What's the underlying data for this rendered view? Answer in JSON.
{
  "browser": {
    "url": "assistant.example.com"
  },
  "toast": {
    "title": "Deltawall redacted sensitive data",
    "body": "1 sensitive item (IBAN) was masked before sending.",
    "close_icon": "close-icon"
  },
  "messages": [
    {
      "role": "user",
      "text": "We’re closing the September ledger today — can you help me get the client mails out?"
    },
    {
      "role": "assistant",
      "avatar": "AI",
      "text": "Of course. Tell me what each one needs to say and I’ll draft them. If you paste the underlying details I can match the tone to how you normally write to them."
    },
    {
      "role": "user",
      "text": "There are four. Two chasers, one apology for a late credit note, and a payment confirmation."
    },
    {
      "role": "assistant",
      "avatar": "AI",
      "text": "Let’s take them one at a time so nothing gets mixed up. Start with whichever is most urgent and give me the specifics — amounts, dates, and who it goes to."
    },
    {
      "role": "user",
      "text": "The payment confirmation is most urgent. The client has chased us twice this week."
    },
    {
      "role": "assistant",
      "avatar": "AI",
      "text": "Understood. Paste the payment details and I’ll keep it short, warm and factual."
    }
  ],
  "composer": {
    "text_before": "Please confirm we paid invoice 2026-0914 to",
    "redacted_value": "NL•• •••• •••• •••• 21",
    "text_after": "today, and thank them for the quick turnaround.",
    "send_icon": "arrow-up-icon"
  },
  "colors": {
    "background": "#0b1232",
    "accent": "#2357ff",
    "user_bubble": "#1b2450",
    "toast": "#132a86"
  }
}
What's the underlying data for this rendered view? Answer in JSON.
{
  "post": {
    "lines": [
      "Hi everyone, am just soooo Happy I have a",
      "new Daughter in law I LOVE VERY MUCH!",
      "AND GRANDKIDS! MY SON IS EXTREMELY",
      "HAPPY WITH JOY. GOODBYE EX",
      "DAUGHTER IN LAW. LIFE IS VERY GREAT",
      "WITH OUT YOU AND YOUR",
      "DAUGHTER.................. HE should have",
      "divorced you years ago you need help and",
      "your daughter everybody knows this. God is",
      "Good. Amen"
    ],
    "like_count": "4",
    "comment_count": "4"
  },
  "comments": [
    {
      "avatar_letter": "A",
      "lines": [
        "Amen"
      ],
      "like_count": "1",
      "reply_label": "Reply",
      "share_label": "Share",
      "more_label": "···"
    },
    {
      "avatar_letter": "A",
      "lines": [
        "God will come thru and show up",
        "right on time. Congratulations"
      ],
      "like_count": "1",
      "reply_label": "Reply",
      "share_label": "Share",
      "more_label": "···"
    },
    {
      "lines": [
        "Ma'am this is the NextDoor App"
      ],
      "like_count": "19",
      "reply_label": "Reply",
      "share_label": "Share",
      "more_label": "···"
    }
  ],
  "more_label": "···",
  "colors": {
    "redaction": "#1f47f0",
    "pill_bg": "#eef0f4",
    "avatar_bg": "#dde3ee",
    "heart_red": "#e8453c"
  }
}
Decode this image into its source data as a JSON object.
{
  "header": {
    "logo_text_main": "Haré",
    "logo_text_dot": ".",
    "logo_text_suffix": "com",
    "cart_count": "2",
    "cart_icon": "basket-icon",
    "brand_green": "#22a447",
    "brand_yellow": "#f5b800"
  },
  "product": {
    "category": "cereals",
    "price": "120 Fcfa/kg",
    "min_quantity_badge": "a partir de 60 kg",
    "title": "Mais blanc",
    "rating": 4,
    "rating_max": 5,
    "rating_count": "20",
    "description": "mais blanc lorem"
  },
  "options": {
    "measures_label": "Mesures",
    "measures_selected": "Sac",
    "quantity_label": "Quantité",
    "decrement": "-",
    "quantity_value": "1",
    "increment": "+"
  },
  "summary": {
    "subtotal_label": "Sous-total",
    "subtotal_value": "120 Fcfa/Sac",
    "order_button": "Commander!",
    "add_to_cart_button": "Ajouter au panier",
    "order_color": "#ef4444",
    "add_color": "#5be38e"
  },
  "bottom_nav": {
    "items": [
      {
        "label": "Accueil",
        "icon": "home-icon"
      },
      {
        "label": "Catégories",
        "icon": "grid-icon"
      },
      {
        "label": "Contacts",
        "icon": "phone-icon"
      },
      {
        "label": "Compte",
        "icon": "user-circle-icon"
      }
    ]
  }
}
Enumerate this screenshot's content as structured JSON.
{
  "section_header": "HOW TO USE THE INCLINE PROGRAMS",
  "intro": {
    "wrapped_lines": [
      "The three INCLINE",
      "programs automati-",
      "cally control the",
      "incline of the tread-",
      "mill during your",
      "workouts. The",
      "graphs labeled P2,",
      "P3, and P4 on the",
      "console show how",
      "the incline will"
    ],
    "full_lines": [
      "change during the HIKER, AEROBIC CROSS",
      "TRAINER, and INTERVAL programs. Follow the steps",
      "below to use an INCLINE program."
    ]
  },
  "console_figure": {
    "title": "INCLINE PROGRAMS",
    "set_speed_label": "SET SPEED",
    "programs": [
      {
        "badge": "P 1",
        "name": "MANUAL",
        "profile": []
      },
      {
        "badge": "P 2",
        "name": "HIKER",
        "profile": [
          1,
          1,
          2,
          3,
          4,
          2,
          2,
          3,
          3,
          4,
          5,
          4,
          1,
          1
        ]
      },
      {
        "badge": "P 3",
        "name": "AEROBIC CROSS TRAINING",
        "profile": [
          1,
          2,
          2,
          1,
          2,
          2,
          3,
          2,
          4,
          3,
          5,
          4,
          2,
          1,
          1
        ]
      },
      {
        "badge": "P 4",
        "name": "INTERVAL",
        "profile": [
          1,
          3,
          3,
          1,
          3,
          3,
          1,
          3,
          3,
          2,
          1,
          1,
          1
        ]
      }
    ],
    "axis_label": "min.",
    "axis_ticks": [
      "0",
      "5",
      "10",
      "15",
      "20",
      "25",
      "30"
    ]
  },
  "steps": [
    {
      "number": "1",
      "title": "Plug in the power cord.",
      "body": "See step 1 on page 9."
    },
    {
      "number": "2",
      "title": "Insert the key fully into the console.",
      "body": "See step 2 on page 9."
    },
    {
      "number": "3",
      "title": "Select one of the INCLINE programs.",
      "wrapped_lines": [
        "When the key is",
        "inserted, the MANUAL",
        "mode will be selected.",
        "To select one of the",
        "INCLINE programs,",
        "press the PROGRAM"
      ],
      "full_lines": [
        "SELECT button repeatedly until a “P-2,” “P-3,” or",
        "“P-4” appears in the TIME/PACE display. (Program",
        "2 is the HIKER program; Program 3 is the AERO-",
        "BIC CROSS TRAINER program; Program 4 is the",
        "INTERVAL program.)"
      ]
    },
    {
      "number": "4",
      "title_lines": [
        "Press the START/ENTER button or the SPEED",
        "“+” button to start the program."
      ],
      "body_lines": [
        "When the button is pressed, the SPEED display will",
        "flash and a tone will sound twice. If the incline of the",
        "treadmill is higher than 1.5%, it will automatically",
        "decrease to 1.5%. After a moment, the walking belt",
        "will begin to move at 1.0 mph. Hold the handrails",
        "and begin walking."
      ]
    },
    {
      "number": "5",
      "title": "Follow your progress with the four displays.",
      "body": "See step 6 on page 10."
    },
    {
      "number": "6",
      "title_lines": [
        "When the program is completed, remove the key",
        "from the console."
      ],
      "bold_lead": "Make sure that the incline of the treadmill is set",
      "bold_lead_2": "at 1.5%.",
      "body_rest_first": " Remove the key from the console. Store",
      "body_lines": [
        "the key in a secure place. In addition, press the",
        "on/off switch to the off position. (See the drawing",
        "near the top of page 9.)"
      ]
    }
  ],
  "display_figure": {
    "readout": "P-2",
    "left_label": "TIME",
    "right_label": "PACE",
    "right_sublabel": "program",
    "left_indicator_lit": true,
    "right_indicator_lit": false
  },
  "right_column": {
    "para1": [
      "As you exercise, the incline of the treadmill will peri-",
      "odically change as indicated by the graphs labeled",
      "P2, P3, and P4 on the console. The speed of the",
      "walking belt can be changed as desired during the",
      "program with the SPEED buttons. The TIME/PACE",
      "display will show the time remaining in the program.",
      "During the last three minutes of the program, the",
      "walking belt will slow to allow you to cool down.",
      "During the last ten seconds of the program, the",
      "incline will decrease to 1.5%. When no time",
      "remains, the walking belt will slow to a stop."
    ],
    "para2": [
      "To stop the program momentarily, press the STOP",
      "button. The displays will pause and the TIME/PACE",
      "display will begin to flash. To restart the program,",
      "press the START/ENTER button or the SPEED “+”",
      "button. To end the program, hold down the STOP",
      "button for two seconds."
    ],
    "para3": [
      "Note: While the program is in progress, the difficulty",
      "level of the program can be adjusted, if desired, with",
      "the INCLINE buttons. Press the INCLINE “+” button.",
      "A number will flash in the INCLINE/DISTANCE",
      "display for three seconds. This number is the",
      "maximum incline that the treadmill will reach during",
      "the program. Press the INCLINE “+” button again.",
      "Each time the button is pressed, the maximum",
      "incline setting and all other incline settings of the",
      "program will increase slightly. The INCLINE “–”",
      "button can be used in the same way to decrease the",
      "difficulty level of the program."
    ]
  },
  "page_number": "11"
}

# WHAT NEEDS TO BE DONE:
Pick out the lines that contain "most" and copy them.

# FULL SOLUTION:
      "text": "Let’s take them one at a time so nothing gets mixed up. Start with whichever is most urgent and give me the specifics — amounts, dates, and who it goes to."
      "text": "The payment confirmation is most urgent. The client has chased us twice this week."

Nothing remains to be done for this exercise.